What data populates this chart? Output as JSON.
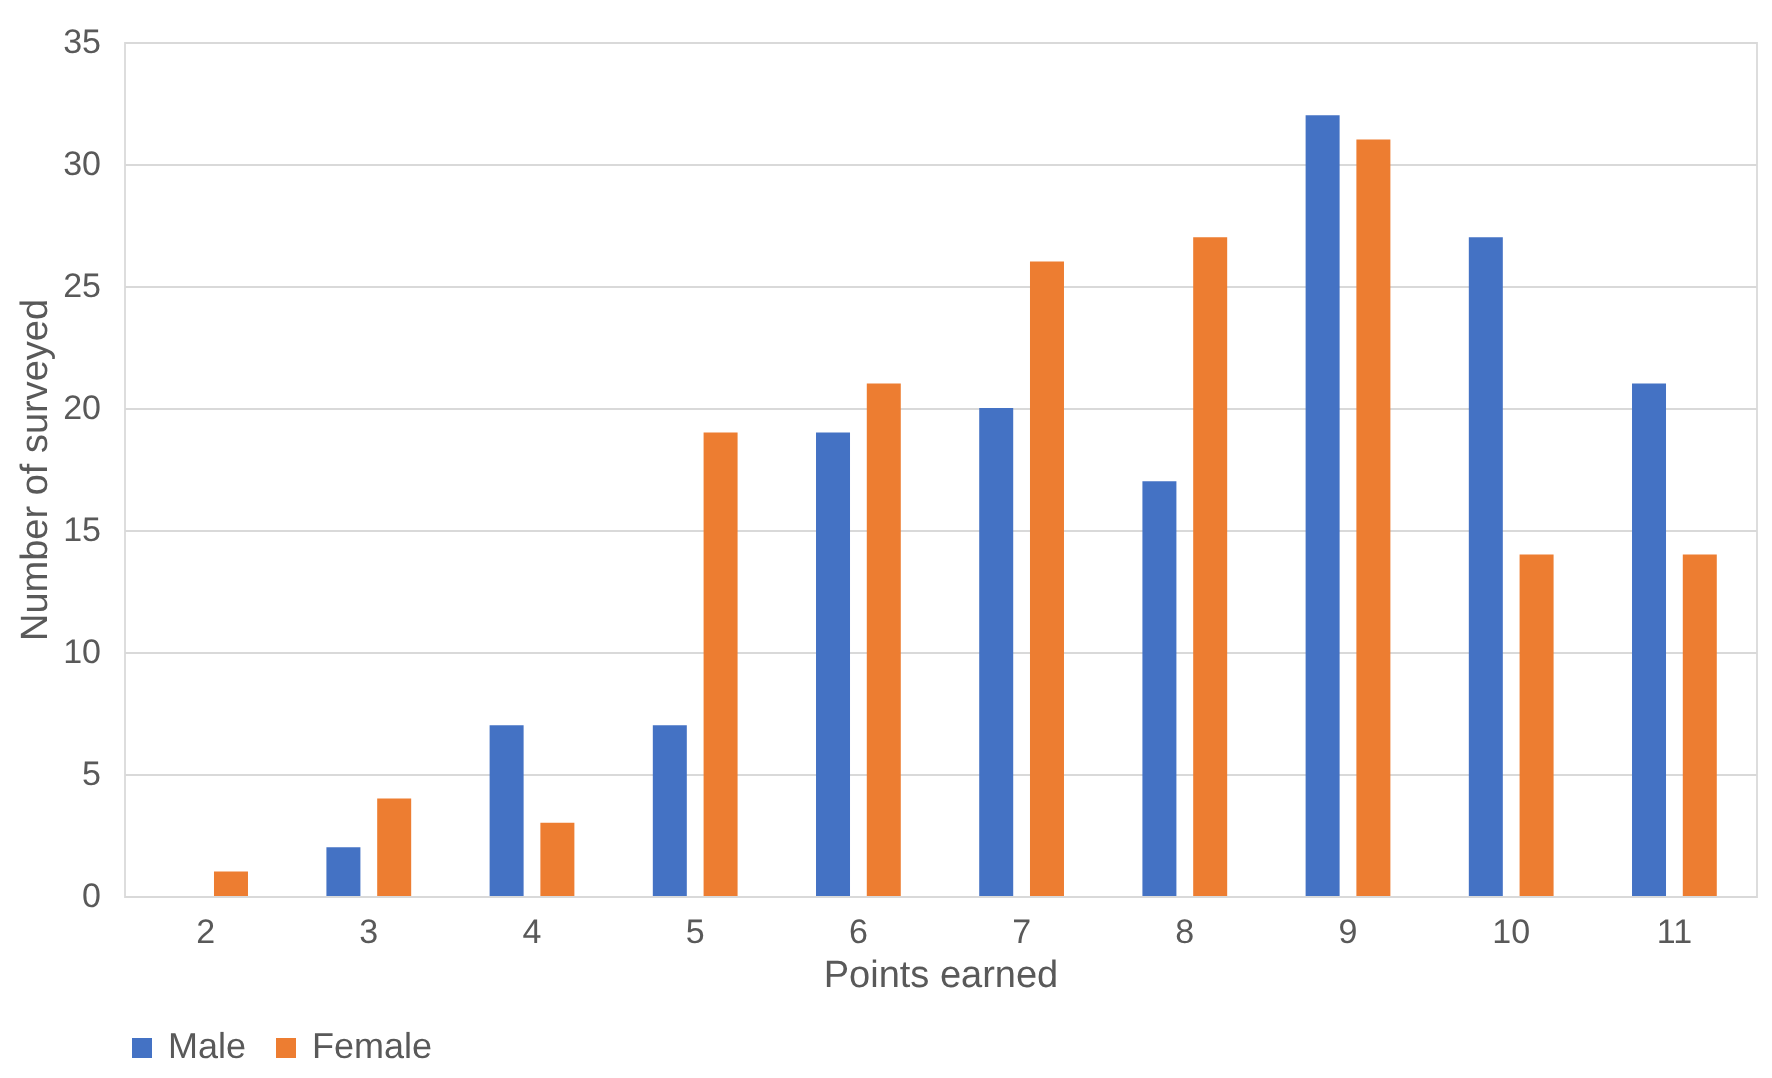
{
  "chart_data": {
    "type": "bar",
    "xlabel": "Points earned",
    "ylabel": "Number of surveyed",
    "categories": [
      "2",
      "3",
      "4",
      "5",
      "6",
      "7",
      "8",
      "9",
      "10",
      "11"
    ],
    "series": [
      {
        "name": "Male",
        "color": "#4472c4",
        "values": [
          0,
          2,
          7,
          7,
          19,
          20,
          17,
          32,
          27,
          21
        ]
      },
      {
        "name": "Female",
        "color": "#ed7d31",
        "values": [
          1,
          4,
          3,
          19,
          21,
          26,
          27,
          31,
          14,
          14
        ]
      }
    ],
    "ylim": [
      0,
      35
    ],
    "yticks": [
      0,
      5,
      10,
      15,
      20,
      25,
      30,
      35
    ],
    "grid": "y",
    "legend": "bottom"
  }
}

------------------------------------

STATED GOAL
Write out the full set of lines verbatim, without the pictures.

OUTPUT OF THE TASK
What data populates this chart? Output as JSON.
{
  "chart_data": {
    "type": "bar",
    "xlabel": "Points earned",
    "ylabel": "Number of surveyed",
    "categories": [
      "2",
      "3",
      "4",
      "5",
      "6",
      "7",
      "8",
      "9",
      "10",
      "11"
    ],
    "series": [
      {
        "name": "Male",
        "color": "#4472c4",
        "values": [
          0,
          2,
          7,
          7,
          19,
          20,
          17,
          32,
          27,
          21
        ]
      },
      {
        "name": "Female",
        "color": "#ed7d31",
        "values": [
          1,
          4,
          3,
          19,
          21,
          26,
          27,
          31,
          14,
          14
        ]
      }
    ],
    "ylim": [
      0,
      35
    ],
    "yticks": [
      0,
      5,
      10,
      15,
      20,
      25,
      30,
      35
    ],
    "grid": "y",
    "legend": "bottom"
  }
}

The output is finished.